__Your goal__. Take the line containing "What does this" and every line after it in the data below, and print them exactly as given, with nothing else.
--*--
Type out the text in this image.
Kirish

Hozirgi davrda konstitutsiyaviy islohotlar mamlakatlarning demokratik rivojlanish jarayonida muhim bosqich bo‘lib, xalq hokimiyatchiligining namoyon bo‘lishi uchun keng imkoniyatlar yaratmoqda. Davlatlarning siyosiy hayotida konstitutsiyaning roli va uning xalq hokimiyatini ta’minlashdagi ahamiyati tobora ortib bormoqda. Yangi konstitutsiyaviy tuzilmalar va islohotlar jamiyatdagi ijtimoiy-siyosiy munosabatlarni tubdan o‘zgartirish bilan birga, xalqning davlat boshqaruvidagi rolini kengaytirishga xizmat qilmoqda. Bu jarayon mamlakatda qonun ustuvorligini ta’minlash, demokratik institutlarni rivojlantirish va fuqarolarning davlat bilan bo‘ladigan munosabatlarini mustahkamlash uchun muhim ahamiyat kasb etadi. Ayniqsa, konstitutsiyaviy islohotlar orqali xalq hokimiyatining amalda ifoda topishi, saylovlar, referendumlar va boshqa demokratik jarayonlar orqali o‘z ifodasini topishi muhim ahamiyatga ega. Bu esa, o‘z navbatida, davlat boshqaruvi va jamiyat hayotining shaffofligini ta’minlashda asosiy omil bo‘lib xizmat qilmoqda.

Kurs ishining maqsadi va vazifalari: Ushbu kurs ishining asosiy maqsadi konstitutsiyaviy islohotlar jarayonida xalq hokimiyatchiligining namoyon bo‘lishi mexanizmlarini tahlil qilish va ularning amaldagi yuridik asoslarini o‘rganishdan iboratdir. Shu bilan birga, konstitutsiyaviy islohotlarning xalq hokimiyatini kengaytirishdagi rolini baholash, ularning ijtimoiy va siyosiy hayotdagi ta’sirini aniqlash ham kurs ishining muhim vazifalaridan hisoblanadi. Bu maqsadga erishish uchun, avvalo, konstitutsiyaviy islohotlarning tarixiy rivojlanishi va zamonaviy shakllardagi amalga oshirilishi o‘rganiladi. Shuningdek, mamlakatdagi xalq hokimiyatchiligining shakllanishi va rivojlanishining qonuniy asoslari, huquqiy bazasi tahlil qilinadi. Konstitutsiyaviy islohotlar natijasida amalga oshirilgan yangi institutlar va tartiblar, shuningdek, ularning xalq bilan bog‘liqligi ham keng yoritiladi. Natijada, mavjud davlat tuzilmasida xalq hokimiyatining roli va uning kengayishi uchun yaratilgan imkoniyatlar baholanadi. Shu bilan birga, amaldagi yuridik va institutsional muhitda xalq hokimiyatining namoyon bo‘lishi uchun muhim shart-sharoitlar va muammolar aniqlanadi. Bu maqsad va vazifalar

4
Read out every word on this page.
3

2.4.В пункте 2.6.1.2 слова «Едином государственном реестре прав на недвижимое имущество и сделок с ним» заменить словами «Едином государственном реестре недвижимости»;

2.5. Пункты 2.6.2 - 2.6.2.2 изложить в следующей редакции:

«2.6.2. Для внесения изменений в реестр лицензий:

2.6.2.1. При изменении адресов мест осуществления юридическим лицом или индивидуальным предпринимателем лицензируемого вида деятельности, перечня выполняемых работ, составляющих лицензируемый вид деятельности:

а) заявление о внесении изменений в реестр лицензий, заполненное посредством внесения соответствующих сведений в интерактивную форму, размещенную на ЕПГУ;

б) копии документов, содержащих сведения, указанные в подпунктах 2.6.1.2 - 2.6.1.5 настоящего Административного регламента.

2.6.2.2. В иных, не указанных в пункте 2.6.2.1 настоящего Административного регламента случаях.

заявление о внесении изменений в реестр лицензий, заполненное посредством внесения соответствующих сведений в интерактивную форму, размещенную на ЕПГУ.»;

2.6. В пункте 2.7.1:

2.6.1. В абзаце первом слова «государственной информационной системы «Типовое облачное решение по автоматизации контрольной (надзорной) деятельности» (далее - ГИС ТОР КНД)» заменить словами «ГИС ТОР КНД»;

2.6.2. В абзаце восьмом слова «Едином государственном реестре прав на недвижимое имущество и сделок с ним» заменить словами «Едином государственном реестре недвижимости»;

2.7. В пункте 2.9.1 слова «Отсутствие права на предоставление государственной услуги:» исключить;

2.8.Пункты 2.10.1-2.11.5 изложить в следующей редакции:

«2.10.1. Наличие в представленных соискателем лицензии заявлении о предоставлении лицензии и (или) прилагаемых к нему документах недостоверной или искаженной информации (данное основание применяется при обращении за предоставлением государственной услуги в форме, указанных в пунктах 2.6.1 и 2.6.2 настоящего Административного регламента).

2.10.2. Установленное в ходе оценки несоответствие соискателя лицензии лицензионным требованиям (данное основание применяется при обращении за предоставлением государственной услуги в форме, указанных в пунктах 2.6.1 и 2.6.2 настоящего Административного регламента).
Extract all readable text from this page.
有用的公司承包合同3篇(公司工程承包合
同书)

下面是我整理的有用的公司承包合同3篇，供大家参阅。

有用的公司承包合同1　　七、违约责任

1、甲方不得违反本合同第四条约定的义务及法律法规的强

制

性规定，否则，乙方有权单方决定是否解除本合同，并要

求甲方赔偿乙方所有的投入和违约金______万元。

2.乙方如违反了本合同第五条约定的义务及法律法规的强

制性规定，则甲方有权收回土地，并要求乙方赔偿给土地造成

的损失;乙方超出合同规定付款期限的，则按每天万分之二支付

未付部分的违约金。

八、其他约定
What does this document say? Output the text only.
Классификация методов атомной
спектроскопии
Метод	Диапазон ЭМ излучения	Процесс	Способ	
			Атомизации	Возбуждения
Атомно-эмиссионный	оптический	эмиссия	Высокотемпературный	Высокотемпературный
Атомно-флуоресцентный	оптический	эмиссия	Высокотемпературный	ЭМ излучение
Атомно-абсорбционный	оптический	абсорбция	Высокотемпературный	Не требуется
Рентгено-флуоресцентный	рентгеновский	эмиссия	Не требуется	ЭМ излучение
--*--
__Output for this task__.
What does this document say? Output the text only.
Классификация методов атомной
спектроскопии
Метод	Диапазон ЭМ излучения	Процесс	Способ	
			Атомизации	Возбуждения
Атомно-эмиссионный	оптический	эмиссия	Высокотемпературный	Высокотемпературный
Атомно-флуоресцентный	оптический	эмиссия	Высокотемпературный	ЭМ излучение
Атомно-абсорбционный	оптический	абсорбция	Высокотемпературный	Не требуется
Рентгено-флуоресцентный	рентгеновский	эмиссия	Не требуется	ЭМ излучение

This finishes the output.